====== Exercise materials
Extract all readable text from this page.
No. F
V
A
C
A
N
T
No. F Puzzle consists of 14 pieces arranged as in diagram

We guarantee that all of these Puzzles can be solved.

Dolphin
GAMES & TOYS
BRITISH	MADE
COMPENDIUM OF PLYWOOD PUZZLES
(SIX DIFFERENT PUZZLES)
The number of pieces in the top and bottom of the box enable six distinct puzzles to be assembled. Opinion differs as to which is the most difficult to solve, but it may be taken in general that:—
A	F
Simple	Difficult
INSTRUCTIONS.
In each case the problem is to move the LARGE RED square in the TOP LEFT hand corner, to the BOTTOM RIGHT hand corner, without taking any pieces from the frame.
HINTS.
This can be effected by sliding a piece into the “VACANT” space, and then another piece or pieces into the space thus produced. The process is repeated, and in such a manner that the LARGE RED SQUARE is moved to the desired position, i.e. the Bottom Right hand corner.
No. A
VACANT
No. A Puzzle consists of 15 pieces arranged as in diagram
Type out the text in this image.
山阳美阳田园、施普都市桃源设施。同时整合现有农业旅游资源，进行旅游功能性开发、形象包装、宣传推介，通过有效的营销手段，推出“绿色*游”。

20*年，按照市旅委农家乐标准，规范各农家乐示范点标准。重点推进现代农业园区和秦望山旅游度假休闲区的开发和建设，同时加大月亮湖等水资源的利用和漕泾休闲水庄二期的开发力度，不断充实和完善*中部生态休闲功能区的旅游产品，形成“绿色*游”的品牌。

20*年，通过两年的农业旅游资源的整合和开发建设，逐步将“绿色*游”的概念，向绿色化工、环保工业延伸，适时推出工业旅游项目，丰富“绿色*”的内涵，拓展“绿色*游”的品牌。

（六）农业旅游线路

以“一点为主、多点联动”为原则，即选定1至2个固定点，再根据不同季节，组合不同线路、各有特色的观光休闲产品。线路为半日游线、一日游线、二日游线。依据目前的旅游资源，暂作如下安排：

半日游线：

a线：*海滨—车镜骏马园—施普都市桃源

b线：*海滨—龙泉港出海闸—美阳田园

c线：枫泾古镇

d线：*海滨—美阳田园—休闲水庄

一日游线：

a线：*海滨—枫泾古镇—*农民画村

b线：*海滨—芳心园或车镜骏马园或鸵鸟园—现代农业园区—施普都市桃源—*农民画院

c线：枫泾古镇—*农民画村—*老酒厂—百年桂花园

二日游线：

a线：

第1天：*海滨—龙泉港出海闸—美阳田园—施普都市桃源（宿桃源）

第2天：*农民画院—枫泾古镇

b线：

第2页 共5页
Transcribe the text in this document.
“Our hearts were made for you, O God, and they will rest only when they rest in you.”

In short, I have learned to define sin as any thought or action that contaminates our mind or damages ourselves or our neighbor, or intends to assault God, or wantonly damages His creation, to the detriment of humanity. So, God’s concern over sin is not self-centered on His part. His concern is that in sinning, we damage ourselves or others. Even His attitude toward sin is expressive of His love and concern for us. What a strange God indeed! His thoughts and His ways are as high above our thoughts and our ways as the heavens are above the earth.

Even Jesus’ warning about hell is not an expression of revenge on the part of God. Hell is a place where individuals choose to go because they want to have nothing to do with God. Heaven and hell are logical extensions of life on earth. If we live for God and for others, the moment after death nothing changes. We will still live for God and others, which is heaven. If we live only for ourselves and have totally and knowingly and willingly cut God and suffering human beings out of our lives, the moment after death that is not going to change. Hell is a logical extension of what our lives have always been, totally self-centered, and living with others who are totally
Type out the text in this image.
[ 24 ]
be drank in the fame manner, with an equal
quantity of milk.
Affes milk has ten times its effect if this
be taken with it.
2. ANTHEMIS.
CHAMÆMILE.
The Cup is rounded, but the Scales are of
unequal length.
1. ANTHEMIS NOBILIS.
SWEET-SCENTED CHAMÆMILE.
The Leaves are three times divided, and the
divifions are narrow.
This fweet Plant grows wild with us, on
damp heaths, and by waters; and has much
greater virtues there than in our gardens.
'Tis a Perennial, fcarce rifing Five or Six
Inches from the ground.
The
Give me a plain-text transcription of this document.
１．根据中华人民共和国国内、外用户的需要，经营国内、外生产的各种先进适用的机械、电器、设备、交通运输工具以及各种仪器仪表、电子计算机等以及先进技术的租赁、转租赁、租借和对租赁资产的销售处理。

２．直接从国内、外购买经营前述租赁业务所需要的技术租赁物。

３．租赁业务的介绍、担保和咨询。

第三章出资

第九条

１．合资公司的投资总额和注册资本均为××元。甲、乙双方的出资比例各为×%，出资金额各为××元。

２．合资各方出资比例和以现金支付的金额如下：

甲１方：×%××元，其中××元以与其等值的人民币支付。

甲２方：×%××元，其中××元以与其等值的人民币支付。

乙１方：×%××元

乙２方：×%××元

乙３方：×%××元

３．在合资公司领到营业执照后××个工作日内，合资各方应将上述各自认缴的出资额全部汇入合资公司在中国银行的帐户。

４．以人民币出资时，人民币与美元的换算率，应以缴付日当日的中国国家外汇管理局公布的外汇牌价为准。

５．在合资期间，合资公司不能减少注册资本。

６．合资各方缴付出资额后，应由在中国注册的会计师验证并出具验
============
> _What to work on_
Output the complete data exactly as written.

> _Expected answer_
Extract all readable text from this page.
No. F
V
A
C
A
N
T
No. F Puzzle consists of 14 pieces arranged as in diagram

We guarantee that all of these Puzzles can be solved.

Dolphin
GAMES & TOYS
BRITISH	MADE
COMPENDIUM OF PLYWOOD PUZZLES
(SIX DIFFERENT PUZZLES)
The number of pieces in the top and bottom of the box enable six distinct puzzles to be assembled. Opinion differs as to which is the most difficult to solve, but it may be taken in general that:—
A	F
Simple	Difficult
INSTRUCTIONS.
In each case the problem is to move the LARGE RED square in the TOP LEFT hand corner, to the BOTTOM RIGHT hand corner, without taking any pieces from the frame.
HINTS.
This can be effected by sliding a piece into the “VACANT” space, and then another piece or pieces into the space thus produced. The process is repeated, and in such a manner that the LARGE RED SQUARE is moved to the desired position, i.e. the Bottom Right hand corner.
No. A
VACANT
No. A Puzzle consists of 15 pieces arranged as in diagram
Type out the text in this image.
山阳美阳田园、施普都市桃源设施。同时整合现有农业旅游资源，进行旅游功能性开发、形象包装、宣传推介，通过有效的营销手段，推出“绿色*游”。

20*年，按照市旅委农家乐标准，规范各农家乐示范点标准。重点推进现代农业园区和秦望山旅游度假休闲区的开发和建设，同时加大月亮湖等水资源的利用和漕泾休闲水庄二期的开发力度，不断充实和完善*中部生态休闲功能区的旅游产品，形成“绿色*游”的品牌。

20*年，通过两年的农业旅游资源的整合和开发建设，逐步将“绿色*游”的概念，向绿色化工、环保工业延伸，适时推出工业旅游项目，丰富“绿色*”的内涵，拓展“绿色*游”的品牌。

（六）农业旅游线路

以“一点为主、多点联动”为原则，即选定1至2个固定点，再根据不同季节，组合不同线路、各有特色的观光休闲产品。线路为半日游线、一日游线、二日游线。依据目前的旅游资源，暂作如下安排：

半日游线：

a线：*海滨—车镜骏马园—施普都市桃源

b线：*海滨—龙泉港出海闸—美阳田园

c线：枫泾古镇

d线：*海滨—美阳田园—休闲水庄

一日游线：

a线：*海滨—枫泾古镇—*农民画村

b线：*海滨—芳心园或车镜骏马园或鸵鸟园—现代农业园区—施普都市桃源—*农民画院

c线：枫泾古镇—*农民画村—*老酒厂—百年桂花园

二日游线：

a线：

第1天：*海滨—龙泉港出海闸—美阳田园—施普都市桃源（宿桃源）

第2天：*农民画院—枫泾古镇

b线：

第2页 共5页
Transcribe the text in this document.
“Our hearts were made for you, O God, and they will rest only when they rest in you.”

In short, I have learned to define sin as any thought or action that contaminates our mind or damages ourselves or our neighbor, or intends to assault God, or wantonly damages His creation, to the detriment of humanity. So, God’s concern over sin is not self-centered on His part. His concern is that in sinning, we damage ourselves or others. Even His attitude toward sin is expressive of His love and concern for us. What a strange God indeed! His thoughts and His ways are as high above our thoughts and our ways as the heavens are above the earth.

Even Jesus’ warning about hell is not an expression of revenge on the part of God. Hell is a place where individuals choose to go because they want to have nothing to do with God. Heaven and hell are logical extensions of life on earth. If we live for God and for others, the moment after death nothing changes. We will still live for God and others, which is heaven. If we live only for ourselves and have totally and knowingly and willingly cut God and suffering human beings out of our lives, the moment after death that is not going to change. Hell is a logical extension of what our lives have always been, totally self-centered, and living with others who are totally
Type out the text in this image.
[ 24 ]
be drank in the fame manner, with an equal
quantity of milk.
Affes milk has ten times its effect if this
be taken with it.
2. ANTHEMIS.
CHAMÆMILE.
The Cup is rounded, but the Scales are of
unequal length.
1. ANTHEMIS NOBILIS.
SWEET-SCENTED CHAMÆMILE.
The Leaves are three times divided, and the
divifions are narrow.
This fweet Plant grows wild with us, on
damp heaths, and by waters; and has much
greater virtues there than in our gardens.
'Tis a Perennial, fcarce rifing Five or Six
Inches from the ground.
The
Give me a plain-text transcription of this document.
１．根据中华人民共和国国内、外用户的需要，经营国内、外生产的各种先进适用的机械、电器、设备、交通运输工具以及各种仪器仪表、电子计算机等以及先进技术的租赁、转租赁、租借和对租赁资产的销售处理。

２．直接从国内、外购买经营前述租赁业务所需要的技术租赁物。

３．租赁业务的介绍、担保和咨询。

第三章出资

第九条

１．合资公司的投资总额和注册资本均为××元。甲、乙双方的出资比例各为×%，出资金额各为××元。

２．合资各方出资比例和以现金支付的金额如下：

甲１方：×%××元，其中××元以与其等值的人民币支付。

甲２方：×%××元，其中××元以与其等值的人民币支付。

乙１方：×%××元

乙２方：×%××元

乙３方：×%××元

３．在合资公司领到营业执照后××个工作日内，合资各方应将上述各自认缴的出资额全部汇入合资公司在中国银行的帐户。

４．以人民币出资时，人民币与美元的换算率，应以缴付日当日的中国国家外汇管理局公布的外汇牌价为准。

５．在合资期间，合资公司不能减少注册资本。

６．合资各方缴付出资额后，应由在中国注册的会计师验证并出具验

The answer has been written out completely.